**Task requirements:**
Omit all pictures. Quote only the lines from the one with "Type out the text in this image." through the end of the material below.

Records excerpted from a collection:
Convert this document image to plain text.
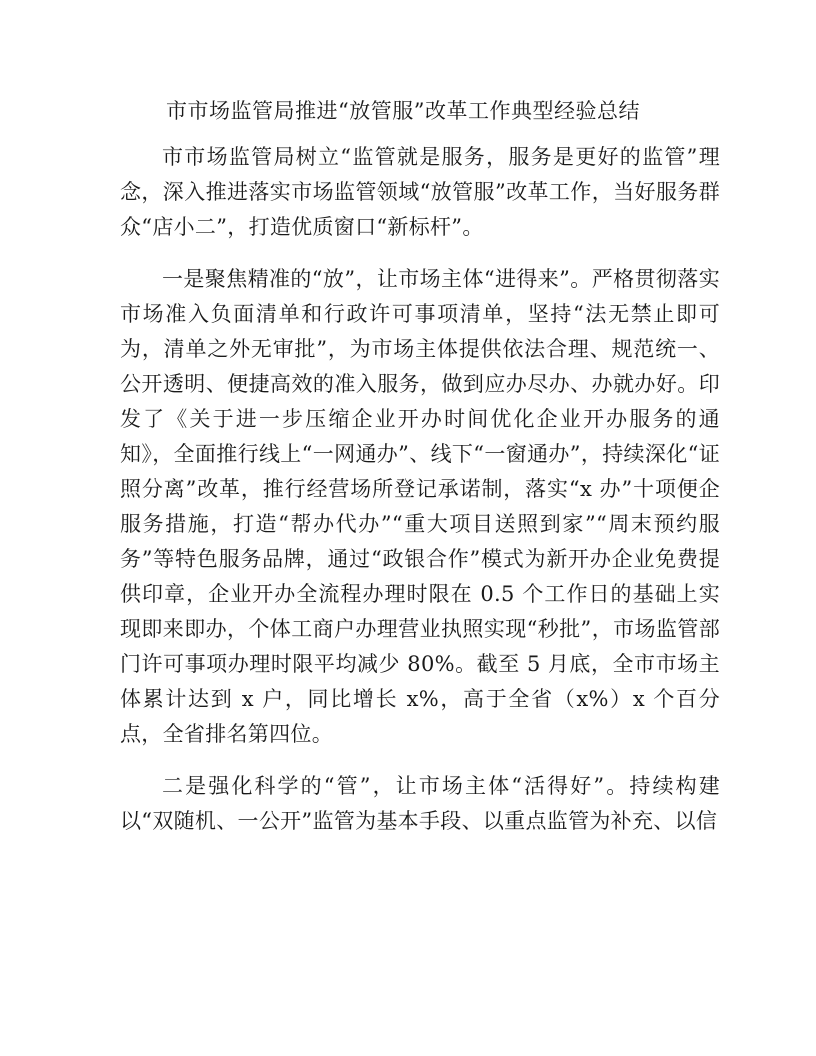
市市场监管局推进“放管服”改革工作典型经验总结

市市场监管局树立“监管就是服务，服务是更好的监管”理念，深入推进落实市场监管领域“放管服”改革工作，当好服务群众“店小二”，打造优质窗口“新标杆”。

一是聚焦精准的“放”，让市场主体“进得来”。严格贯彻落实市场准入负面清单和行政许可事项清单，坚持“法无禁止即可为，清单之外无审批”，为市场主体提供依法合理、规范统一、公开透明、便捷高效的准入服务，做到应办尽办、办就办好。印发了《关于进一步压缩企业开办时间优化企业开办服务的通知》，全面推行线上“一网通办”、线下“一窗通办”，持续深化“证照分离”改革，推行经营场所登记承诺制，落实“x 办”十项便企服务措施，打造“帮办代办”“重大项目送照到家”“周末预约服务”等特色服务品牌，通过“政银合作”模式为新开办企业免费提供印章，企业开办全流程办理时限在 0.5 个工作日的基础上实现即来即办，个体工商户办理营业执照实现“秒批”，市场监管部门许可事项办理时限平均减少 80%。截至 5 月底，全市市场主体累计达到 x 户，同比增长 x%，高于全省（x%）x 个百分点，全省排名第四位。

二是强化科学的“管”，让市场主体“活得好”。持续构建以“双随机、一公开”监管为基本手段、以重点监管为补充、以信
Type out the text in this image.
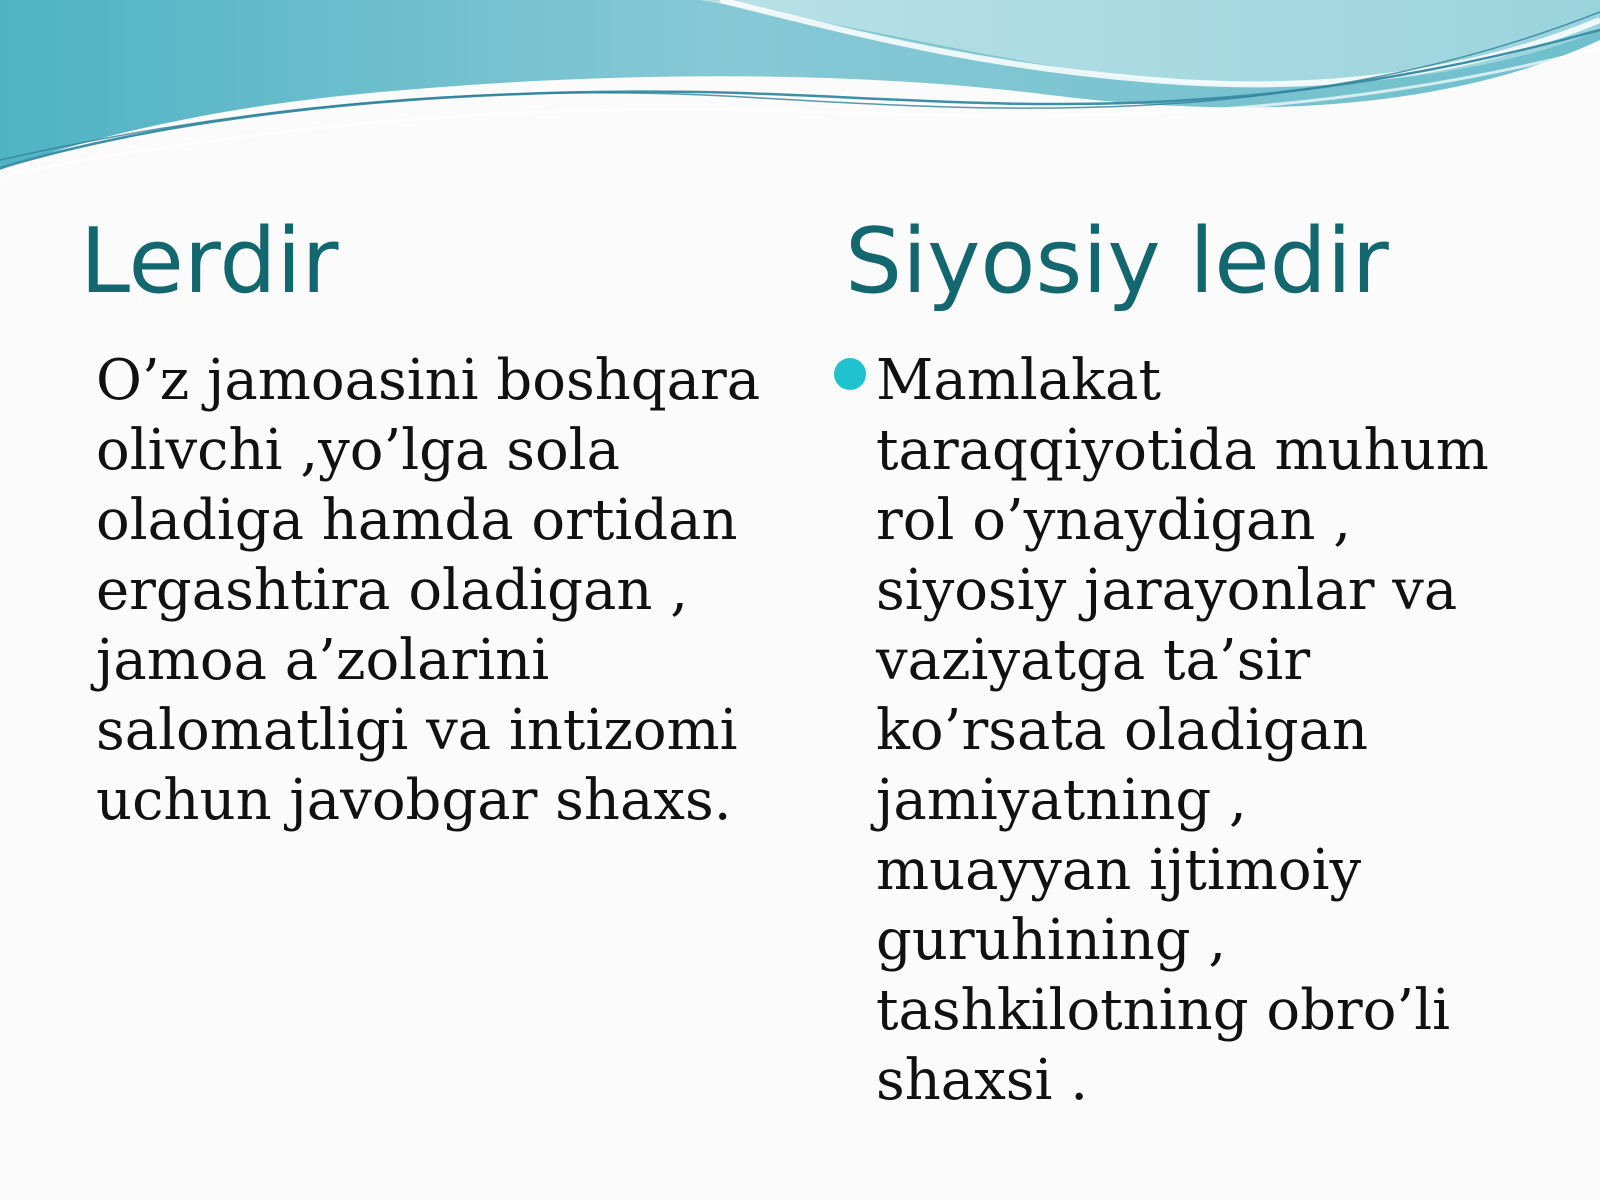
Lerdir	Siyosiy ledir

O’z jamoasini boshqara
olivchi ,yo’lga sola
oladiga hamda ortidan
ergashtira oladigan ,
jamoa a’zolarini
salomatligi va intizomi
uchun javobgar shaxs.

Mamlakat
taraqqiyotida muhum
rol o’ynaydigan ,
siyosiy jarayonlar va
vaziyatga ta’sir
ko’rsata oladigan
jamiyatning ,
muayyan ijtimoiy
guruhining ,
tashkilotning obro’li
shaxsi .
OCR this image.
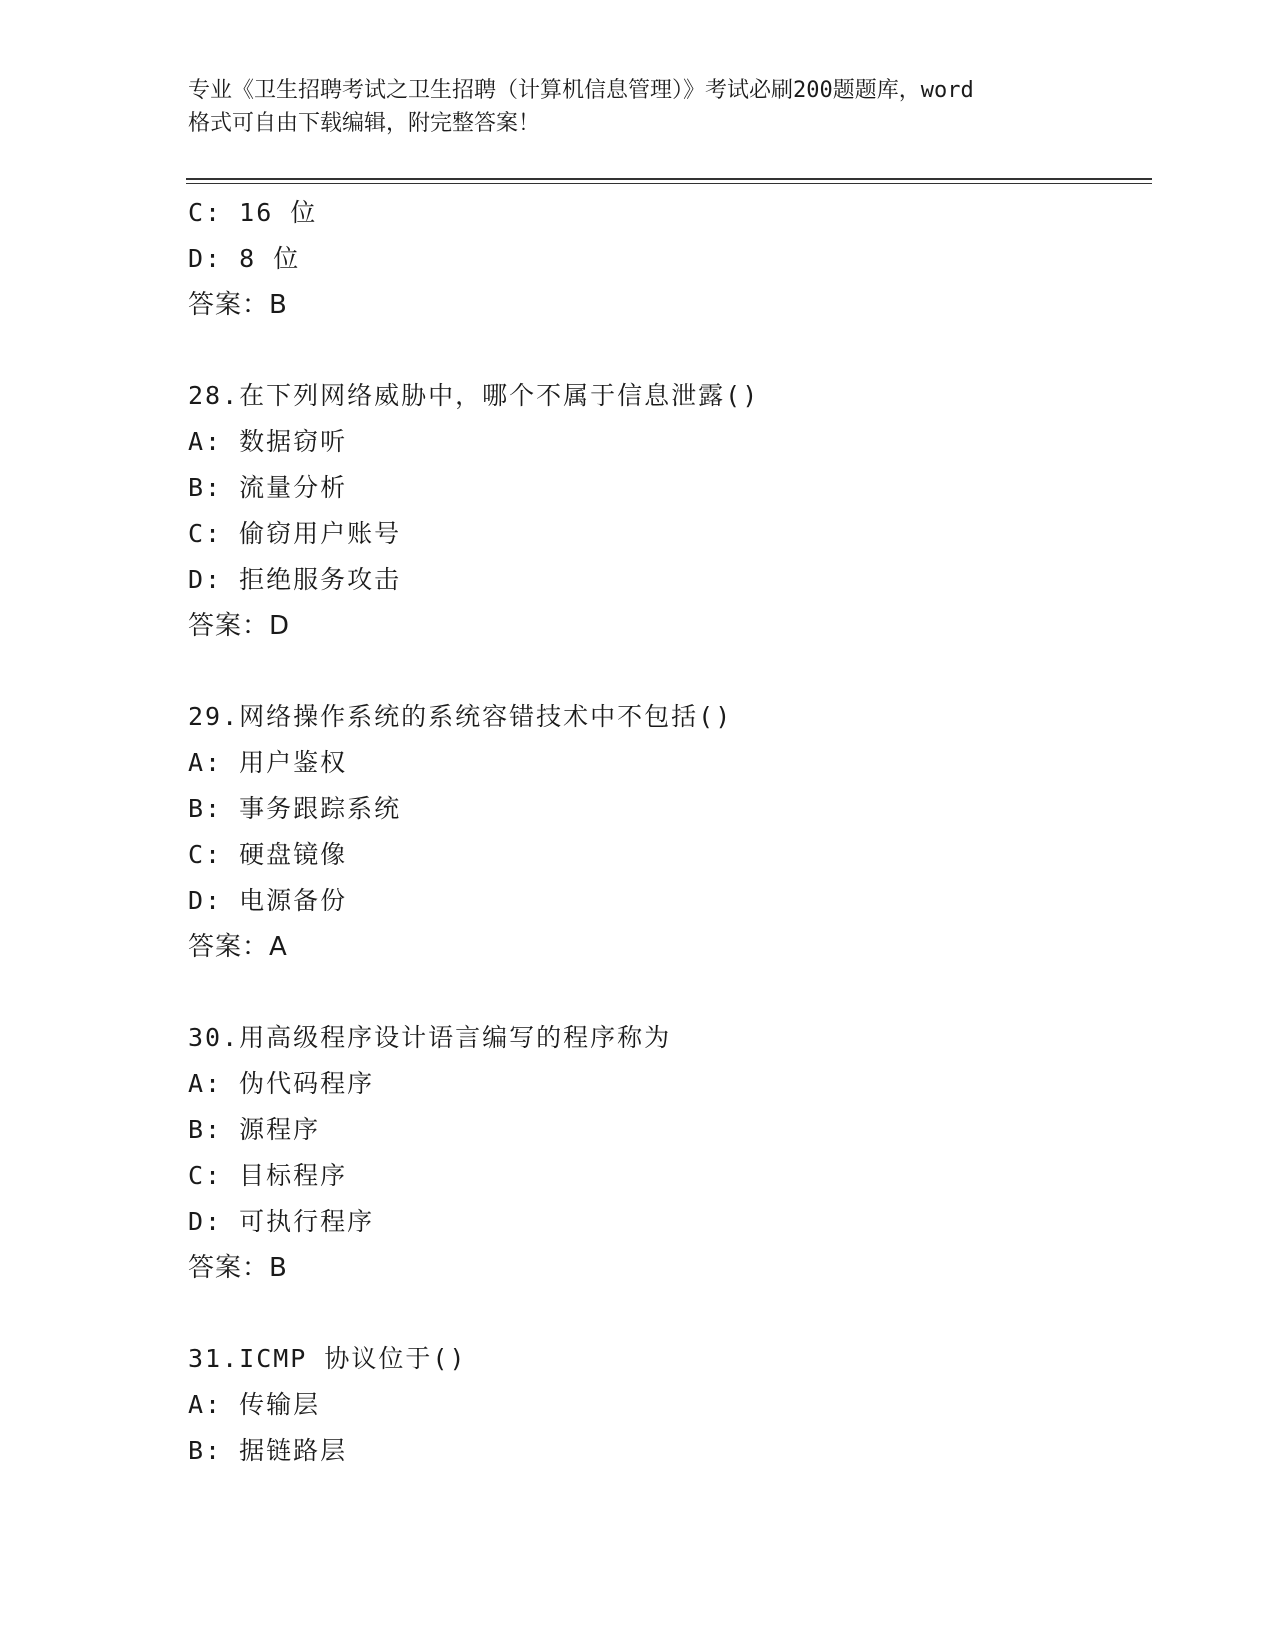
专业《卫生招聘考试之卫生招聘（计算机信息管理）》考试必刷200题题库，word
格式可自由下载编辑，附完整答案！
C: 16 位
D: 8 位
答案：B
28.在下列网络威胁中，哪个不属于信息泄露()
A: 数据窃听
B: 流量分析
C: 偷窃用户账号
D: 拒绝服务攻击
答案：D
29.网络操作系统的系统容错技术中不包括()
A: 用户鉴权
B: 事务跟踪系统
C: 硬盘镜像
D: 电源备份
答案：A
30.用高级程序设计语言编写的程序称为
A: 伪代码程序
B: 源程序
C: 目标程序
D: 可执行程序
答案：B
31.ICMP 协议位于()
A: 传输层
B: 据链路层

**Solution to this exercise:**
Type out the text in this image.
Lerdir	Siyosiy ledir

O’z jamoasini boshqara
olivchi ,yo’lga sola
oladiga hamda ortidan
ergashtira oladigan ,
jamoa a’zolarini
salomatligi va intizomi
uchun javobgar shaxs.

Mamlakat
taraqqiyotida muhum
rol o’ynaydigan ,
siyosiy jarayonlar va
vaziyatga ta’sir
ko’rsata oladigan
jamiyatning ,
muayyan ijtimoiy
guruhining ,
tashkilotning obro’li
shaxsi .
OCR this image.
专业《卫生招聘考试之卫生招聘（计算机信息管理）》考试必刷200题题库，word
格式可自由下载编辑，附完整答案！
C: 16 位
D: 8 位
答案：B
28.在下列网络威胁中，哪个不属于信息泄露()
A: 数据窃听
B: 流量分析
C: 偷窃用户账号
D: 拒绝服务攻击
答案：D
29.网络操作系统的系统容错技术中不包括()
A: 用户鉴权
B: 事务跟踪系统
C: 硬盘镜像
D: 电源备份
答案：A
30.用高级程序设计语言编写的程序称为
A: 伪代码程序
B: 源程序
C: 目标程序
D: 可执行程序
答案：B
31.ICMP 协议位于()
A: 传输层
B: 据链路层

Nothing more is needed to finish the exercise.